**The data**:
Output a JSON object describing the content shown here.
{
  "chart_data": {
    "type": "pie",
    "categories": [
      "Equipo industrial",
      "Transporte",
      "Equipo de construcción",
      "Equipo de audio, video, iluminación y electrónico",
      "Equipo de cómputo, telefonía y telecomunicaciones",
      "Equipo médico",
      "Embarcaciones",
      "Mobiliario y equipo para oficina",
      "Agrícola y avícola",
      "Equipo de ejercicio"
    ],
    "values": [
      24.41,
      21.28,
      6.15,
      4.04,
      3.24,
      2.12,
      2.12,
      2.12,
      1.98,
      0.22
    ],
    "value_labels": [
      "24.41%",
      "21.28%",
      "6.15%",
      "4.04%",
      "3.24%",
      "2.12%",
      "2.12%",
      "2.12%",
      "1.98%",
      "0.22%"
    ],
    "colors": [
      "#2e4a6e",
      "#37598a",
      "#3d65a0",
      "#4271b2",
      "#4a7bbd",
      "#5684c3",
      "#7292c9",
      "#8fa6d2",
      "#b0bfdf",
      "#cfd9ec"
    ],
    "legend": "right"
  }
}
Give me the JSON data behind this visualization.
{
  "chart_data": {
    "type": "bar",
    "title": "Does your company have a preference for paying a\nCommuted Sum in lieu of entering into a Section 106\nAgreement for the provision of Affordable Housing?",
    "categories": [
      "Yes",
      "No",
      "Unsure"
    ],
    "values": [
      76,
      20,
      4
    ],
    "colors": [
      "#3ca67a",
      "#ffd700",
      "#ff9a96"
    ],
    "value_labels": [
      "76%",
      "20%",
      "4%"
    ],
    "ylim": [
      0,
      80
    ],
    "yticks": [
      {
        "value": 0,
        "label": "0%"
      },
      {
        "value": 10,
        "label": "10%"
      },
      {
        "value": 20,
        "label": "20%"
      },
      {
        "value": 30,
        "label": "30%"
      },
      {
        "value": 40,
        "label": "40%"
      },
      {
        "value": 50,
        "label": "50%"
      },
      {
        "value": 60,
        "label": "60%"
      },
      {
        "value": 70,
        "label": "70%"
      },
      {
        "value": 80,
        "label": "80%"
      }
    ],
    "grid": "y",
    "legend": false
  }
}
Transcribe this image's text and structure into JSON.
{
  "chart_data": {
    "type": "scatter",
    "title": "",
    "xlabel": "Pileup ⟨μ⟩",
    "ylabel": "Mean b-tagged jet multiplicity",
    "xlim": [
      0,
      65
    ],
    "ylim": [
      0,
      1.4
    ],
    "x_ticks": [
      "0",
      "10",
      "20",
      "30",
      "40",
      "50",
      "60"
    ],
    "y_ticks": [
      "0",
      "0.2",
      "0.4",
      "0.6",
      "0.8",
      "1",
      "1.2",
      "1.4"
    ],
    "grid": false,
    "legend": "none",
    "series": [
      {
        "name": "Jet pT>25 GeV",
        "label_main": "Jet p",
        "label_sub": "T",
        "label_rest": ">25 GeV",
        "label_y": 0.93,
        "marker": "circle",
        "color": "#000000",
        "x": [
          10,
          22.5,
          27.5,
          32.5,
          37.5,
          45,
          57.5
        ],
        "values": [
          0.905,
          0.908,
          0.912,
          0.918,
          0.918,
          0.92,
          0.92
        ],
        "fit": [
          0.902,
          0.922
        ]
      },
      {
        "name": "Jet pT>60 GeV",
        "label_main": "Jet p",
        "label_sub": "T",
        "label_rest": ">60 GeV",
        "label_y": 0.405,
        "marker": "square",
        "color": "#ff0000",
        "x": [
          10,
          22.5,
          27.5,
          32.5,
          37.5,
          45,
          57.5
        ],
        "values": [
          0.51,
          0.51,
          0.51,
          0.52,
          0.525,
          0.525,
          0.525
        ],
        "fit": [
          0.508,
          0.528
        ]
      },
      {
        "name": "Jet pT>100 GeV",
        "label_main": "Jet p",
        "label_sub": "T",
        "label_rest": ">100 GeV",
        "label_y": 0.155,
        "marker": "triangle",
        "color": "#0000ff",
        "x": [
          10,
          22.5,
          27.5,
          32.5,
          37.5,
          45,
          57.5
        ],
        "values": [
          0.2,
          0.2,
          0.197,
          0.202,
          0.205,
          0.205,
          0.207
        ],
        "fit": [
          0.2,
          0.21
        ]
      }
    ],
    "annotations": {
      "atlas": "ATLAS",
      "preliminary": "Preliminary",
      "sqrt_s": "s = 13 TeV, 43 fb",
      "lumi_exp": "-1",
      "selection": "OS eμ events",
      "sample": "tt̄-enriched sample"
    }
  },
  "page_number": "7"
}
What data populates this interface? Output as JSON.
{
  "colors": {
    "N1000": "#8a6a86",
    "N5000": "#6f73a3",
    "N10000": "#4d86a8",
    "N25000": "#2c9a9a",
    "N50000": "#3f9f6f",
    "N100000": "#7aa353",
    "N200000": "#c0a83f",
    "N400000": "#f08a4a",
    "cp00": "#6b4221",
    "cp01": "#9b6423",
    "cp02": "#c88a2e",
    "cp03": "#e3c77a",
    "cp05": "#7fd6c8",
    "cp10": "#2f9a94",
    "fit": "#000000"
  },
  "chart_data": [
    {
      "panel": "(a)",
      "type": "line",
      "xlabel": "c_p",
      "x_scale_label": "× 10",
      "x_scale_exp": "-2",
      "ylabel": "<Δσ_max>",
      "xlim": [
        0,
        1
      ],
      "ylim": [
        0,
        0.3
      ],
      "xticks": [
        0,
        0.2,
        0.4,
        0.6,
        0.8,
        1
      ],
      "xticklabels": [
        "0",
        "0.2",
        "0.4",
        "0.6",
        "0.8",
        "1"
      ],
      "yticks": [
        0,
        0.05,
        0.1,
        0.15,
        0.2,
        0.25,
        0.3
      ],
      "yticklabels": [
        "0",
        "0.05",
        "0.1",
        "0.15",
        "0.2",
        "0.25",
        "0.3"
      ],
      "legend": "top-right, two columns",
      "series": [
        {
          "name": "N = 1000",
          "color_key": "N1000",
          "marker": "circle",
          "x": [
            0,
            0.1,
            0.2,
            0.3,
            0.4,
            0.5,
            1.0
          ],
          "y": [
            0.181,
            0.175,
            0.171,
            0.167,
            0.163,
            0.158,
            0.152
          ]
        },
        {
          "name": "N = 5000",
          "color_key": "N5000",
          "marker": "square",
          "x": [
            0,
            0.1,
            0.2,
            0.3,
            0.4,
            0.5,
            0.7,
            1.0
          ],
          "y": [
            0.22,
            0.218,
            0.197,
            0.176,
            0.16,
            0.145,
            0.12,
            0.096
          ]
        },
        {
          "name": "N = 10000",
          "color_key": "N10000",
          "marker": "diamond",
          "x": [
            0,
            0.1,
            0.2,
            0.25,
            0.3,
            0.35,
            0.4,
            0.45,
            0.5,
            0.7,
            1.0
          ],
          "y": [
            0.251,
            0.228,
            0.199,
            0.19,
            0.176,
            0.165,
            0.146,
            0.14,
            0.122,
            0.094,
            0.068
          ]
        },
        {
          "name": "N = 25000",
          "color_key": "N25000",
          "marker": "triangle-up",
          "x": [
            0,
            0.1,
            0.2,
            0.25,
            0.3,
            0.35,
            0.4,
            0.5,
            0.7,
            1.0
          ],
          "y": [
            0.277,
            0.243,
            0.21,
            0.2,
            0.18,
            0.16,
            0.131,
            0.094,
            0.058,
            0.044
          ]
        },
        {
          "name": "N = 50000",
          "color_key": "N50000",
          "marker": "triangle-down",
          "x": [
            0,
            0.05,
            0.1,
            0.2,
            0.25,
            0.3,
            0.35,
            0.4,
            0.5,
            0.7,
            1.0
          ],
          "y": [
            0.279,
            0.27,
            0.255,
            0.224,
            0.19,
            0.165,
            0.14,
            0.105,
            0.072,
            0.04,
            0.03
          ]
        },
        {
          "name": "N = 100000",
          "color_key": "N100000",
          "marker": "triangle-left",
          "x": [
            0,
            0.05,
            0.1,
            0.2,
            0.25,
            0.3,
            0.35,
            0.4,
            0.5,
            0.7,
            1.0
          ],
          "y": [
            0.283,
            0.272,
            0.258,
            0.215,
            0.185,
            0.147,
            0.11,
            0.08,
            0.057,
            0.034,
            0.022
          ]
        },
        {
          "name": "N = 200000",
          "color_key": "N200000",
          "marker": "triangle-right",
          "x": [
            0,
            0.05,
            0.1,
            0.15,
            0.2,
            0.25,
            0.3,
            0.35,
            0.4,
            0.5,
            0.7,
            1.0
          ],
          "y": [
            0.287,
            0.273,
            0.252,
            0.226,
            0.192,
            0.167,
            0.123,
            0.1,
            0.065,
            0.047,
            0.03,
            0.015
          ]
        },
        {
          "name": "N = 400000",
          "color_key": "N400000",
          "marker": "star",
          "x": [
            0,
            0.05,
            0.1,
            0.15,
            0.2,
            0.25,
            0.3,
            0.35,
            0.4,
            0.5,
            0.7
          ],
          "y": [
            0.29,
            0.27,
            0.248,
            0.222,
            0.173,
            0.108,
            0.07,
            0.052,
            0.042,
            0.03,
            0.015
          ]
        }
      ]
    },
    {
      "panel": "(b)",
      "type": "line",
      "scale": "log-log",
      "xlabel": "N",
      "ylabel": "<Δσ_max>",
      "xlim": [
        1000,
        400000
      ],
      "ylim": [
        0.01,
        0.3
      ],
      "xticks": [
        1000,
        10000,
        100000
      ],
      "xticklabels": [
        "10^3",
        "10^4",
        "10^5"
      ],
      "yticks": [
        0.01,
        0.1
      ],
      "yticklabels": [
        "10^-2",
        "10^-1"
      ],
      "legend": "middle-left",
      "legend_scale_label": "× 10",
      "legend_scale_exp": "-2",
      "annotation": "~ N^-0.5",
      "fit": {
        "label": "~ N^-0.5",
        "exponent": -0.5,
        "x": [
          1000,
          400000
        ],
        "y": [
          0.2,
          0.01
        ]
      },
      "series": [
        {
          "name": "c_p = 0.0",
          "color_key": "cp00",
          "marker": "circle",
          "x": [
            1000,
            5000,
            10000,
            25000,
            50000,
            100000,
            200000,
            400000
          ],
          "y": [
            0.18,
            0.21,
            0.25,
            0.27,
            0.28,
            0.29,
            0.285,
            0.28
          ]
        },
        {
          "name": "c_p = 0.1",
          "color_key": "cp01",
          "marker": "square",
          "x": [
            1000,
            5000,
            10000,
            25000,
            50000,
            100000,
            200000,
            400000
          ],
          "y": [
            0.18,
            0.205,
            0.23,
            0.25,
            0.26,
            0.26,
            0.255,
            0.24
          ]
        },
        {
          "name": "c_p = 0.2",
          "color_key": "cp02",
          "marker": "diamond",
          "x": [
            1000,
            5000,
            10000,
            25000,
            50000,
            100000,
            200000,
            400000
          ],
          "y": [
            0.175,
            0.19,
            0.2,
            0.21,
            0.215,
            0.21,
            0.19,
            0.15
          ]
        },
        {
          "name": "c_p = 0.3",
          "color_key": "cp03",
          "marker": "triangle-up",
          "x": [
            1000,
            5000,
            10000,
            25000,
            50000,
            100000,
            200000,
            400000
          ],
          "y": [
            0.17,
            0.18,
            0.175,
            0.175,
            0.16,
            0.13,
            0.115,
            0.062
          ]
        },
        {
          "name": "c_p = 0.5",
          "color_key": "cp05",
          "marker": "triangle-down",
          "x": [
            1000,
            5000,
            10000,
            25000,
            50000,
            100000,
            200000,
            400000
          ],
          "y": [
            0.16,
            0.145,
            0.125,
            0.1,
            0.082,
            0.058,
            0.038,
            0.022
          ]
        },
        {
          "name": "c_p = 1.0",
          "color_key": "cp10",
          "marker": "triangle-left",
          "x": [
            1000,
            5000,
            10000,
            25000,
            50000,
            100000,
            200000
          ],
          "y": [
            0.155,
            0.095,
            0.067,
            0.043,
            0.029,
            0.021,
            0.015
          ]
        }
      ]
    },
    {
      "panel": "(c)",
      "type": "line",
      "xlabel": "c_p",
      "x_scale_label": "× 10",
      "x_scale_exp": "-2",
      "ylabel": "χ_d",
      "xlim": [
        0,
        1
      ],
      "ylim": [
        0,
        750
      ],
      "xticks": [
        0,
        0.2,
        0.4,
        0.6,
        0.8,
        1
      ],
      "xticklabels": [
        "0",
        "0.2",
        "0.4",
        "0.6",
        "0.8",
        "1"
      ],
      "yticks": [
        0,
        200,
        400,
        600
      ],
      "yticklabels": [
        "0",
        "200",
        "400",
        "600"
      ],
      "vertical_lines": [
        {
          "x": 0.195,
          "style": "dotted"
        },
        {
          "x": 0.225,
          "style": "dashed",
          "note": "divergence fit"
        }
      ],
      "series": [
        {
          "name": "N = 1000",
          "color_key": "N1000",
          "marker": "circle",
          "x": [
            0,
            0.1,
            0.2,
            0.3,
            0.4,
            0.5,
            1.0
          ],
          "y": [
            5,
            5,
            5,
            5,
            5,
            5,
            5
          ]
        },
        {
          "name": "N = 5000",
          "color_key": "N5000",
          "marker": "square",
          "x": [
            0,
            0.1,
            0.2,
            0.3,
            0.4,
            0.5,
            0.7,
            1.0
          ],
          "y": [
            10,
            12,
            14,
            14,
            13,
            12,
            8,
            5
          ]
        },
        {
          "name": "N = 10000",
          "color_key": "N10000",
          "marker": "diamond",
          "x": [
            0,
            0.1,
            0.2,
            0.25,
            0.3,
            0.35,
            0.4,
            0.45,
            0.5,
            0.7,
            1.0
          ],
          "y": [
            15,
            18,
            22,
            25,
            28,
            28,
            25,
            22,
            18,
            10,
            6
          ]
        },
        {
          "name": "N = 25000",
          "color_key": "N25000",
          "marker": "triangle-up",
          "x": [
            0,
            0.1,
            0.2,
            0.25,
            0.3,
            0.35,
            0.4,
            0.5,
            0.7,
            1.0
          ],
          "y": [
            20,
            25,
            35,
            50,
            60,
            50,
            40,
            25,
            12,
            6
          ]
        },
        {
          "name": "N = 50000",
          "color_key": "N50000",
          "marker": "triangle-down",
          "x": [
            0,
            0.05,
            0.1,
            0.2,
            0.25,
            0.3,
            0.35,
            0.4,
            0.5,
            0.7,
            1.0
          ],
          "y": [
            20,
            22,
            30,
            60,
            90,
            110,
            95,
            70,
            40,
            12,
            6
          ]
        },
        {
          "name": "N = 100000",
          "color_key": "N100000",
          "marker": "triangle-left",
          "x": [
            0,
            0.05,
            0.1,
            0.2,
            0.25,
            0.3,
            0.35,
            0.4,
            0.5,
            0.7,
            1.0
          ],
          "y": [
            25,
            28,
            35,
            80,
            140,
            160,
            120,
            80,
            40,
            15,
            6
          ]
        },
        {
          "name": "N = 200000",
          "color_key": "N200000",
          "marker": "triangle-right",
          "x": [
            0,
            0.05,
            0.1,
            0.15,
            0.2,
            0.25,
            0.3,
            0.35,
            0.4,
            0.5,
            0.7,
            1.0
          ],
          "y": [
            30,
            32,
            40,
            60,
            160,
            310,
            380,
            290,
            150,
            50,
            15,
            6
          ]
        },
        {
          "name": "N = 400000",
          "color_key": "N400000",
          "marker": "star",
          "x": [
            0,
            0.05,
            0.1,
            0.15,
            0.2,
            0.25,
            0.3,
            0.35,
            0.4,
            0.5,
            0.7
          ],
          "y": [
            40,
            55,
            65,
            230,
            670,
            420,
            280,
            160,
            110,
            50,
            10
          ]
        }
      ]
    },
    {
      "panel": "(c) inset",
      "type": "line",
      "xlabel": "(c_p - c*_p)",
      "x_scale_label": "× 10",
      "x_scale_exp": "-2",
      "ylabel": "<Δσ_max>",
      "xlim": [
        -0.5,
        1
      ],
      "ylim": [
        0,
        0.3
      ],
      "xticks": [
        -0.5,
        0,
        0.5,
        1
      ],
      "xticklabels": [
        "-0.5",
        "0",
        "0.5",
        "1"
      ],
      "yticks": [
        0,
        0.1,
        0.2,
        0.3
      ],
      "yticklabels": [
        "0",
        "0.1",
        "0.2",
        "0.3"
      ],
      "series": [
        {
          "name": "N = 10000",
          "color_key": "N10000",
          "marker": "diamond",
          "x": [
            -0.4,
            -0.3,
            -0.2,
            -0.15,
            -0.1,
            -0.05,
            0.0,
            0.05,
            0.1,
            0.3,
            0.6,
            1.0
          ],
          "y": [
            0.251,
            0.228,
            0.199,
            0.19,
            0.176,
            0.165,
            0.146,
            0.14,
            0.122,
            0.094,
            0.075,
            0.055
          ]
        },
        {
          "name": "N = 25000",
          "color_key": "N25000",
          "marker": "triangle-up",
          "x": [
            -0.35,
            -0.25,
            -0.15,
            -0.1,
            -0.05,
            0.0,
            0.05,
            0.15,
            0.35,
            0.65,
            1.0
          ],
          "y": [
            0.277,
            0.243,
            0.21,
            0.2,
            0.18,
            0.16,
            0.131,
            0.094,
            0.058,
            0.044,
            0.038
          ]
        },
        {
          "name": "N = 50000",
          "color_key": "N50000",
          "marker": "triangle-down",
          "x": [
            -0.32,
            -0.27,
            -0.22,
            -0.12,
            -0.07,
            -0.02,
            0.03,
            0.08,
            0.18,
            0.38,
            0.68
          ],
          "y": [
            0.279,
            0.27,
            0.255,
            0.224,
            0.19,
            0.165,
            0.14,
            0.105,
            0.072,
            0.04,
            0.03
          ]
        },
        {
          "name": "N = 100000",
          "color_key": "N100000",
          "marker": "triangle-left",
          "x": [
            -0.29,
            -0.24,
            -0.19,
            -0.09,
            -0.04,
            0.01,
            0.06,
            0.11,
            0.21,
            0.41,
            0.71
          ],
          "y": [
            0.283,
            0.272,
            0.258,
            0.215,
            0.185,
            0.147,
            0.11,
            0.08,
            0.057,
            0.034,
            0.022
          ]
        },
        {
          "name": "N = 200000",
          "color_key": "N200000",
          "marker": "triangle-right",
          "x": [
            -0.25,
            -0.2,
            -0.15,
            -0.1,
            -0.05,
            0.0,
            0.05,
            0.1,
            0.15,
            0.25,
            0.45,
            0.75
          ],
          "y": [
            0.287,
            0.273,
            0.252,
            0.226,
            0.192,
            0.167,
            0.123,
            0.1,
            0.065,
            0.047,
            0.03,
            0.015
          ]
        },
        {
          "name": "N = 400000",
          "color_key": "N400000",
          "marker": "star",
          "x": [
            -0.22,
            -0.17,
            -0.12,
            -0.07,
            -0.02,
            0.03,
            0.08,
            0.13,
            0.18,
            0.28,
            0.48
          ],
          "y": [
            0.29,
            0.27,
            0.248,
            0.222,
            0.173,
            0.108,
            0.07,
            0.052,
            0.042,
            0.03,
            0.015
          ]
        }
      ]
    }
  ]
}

**Your goal**:
Reproduce each line from the records that contains the word "title".

**Result of this task**:
    "title": "Does your company have a preference for paying a\nCommuted Sum in lieu of entering into a Section 106\nAgreement for the provision of Affordable Housing?",
    "title": "",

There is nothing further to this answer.